* [MATERIAL TO PROCESS]:
:::::

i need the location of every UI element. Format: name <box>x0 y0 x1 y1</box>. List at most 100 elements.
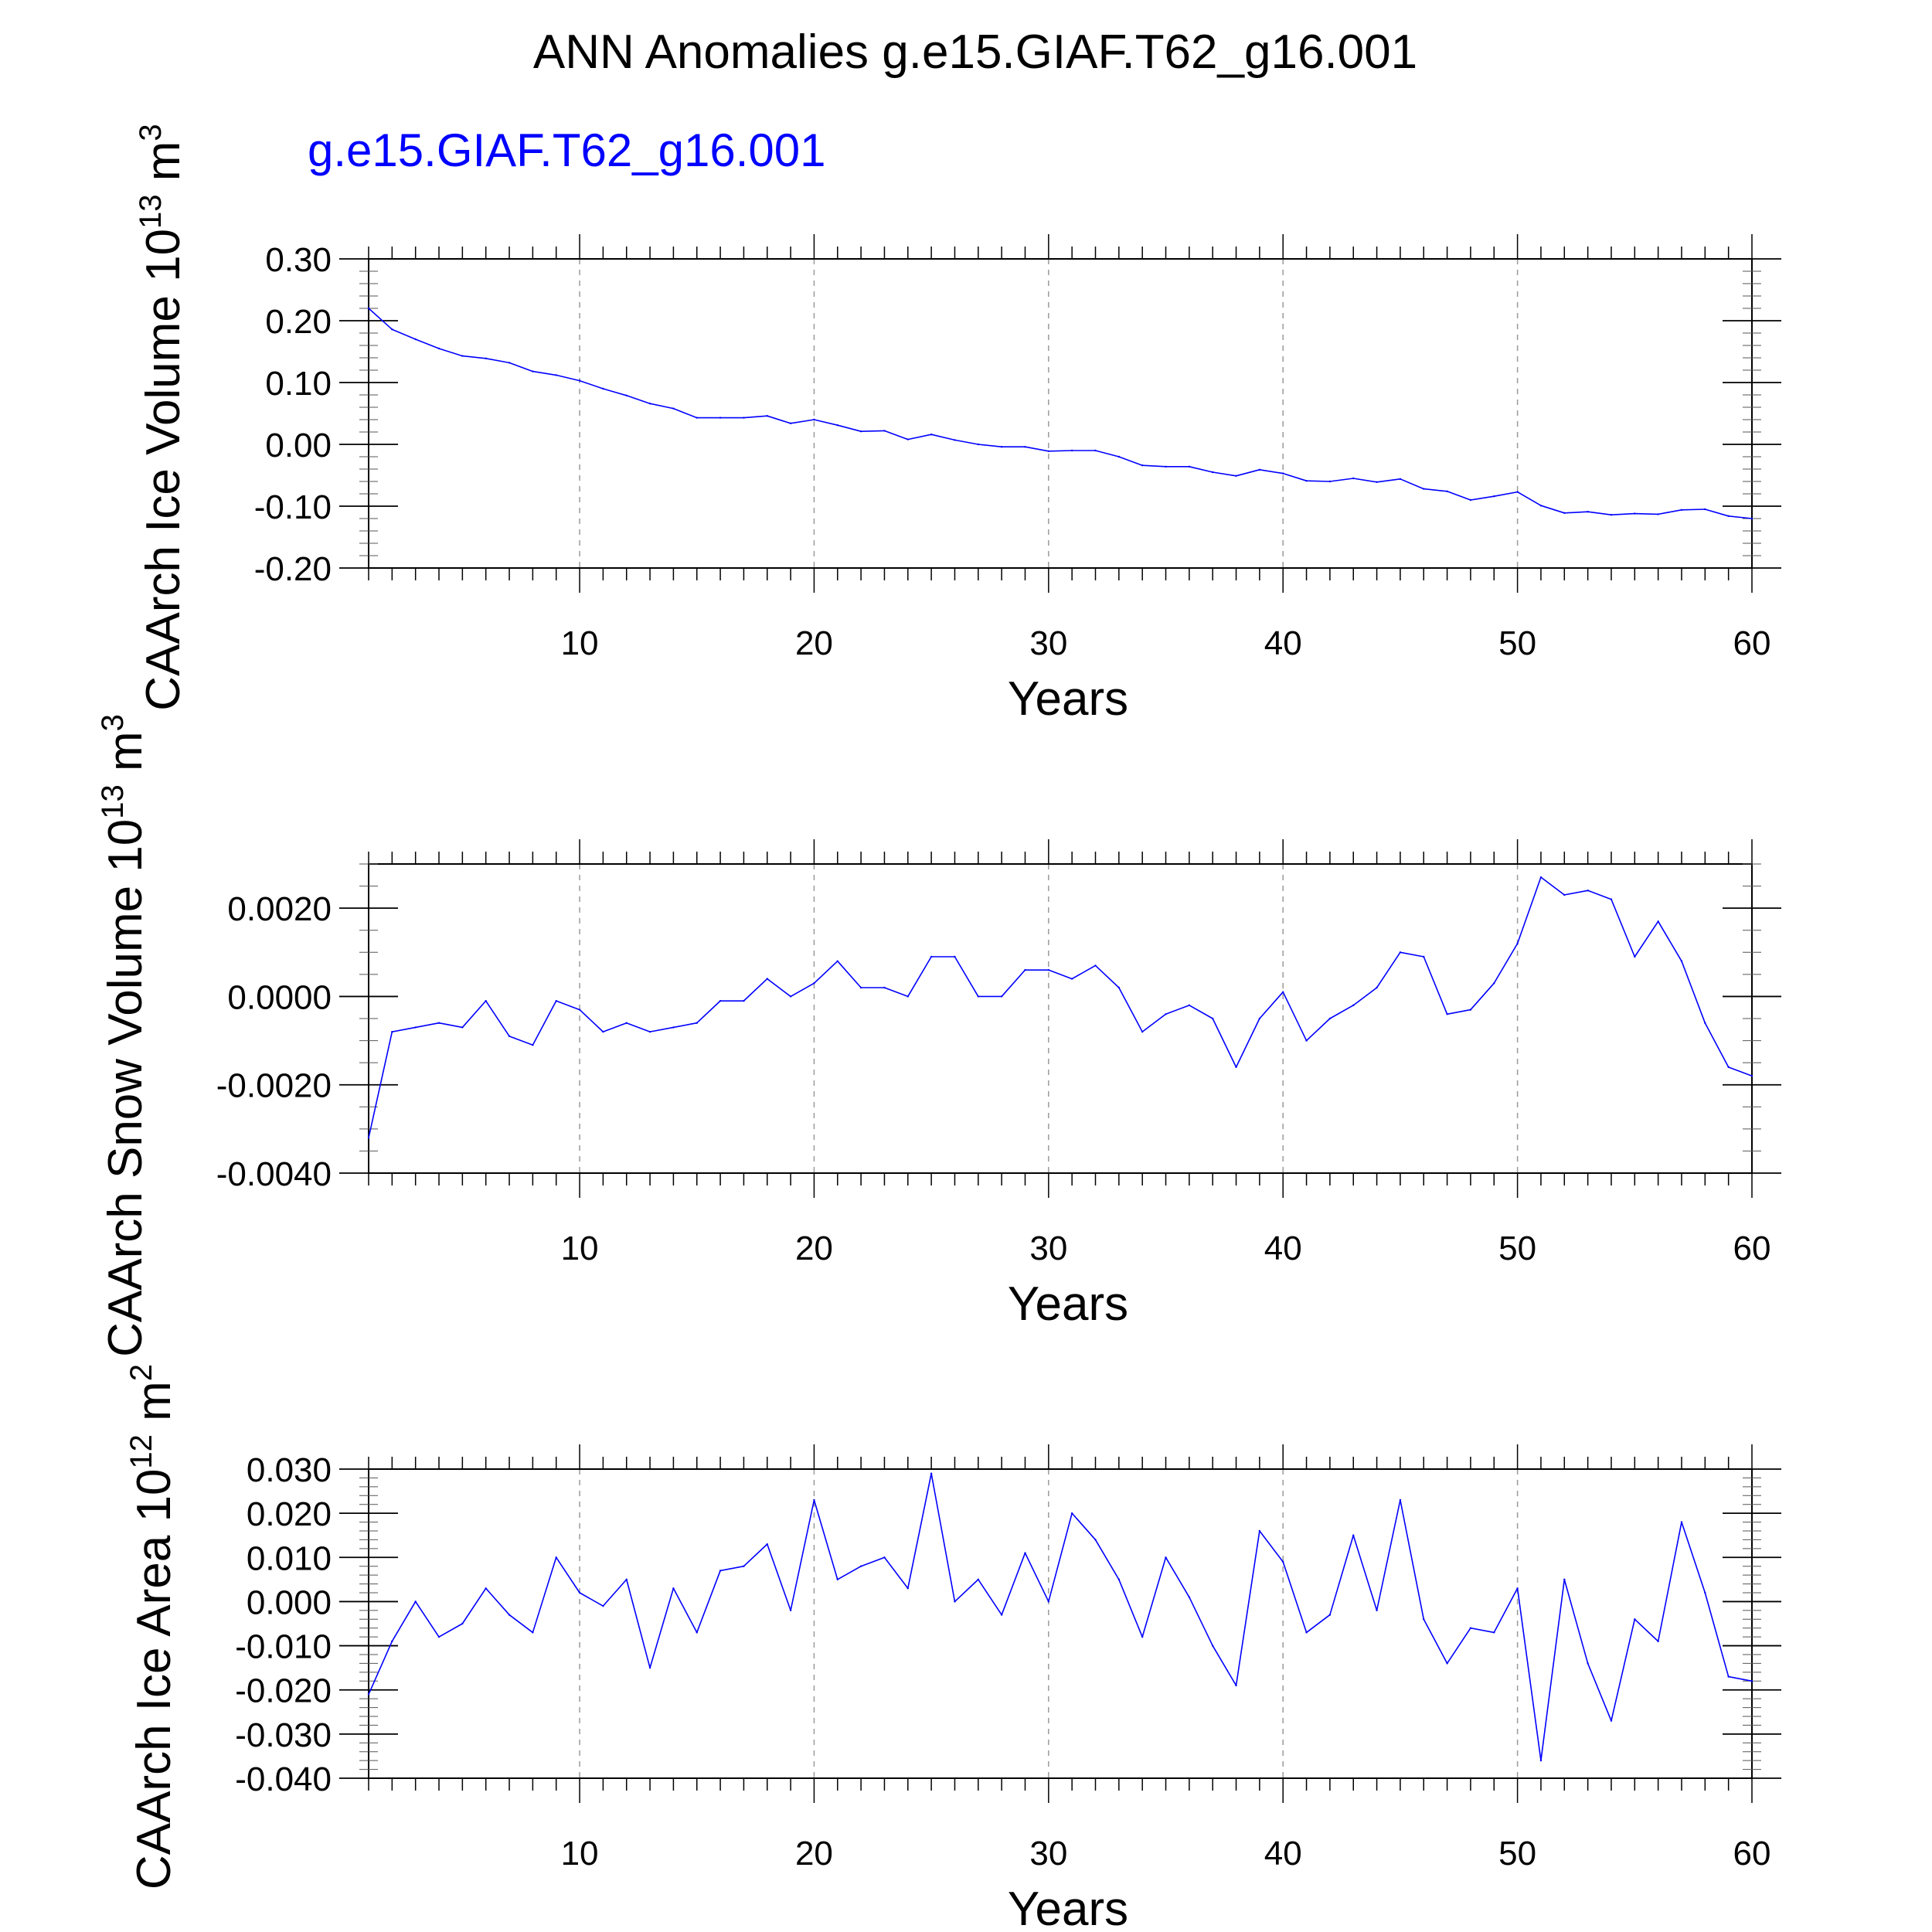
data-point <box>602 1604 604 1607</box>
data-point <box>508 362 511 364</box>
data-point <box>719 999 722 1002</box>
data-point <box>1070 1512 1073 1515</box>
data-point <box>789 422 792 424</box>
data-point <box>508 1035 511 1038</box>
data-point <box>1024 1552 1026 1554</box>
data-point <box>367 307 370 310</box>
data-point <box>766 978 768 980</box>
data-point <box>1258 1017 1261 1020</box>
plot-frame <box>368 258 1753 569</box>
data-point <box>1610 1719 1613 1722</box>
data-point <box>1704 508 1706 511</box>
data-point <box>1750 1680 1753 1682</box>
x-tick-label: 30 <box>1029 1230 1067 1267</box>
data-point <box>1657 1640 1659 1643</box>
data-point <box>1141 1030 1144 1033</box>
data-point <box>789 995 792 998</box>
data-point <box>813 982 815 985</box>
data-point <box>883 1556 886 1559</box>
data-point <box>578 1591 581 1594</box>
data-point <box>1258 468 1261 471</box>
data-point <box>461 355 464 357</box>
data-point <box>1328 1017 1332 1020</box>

:::::

* [SET EXERCISE]: Can you rewrite every row above with "location" changed to "position" and everything else kept the same, leaving the pictures out?

* [RESULT OF THE EXERCISE]:
i need the position of every UI element. Format: name <box>x0 y0 x1 y1</box>. List at most 100 elements.
data-point <box>602 1604 604 1607</box>
data-point <box>508 362 511 364</box>
data-point <box>719 999 722 1002</box>
data-point <box>1070 1512 1073 1515</box>
data-point <box>789 422 792 424</box>
data-point <box>508 1035 511 1038</box>
data-point <box>1024 1552 1026 1554</box>
data-point <box>367 307 370 310</box>
data-point <box>766 978 768 980</box>
data-point <box>1258 1017 1261 1020</box>
plot-frame <box>368 258 1753 569</box>
data-point <box>1610 1719 1613 1722</box>
data-point <box>1704 508 1706 511</box>
data-point <box>1750 1680 1753 1682</box>
x-tick-label: 30 <box>1029 1230 1067 1267</box>
data-point <box>1657 1640 1659 1643</box>
data-point <box>1141 1030 1144 1033</box>
data-point <box>789 995 792 998</box>
data-point <box>813 982 815 985</box>
data-point <box>883 1556 886 1559</box>
data-point <box>578 1591 581 1594</box>
data-point <box>1258 468 1261 471</box>
data-point <box>461 355 464 357</box>
data-point <box>1328 1017 1332 1020</box>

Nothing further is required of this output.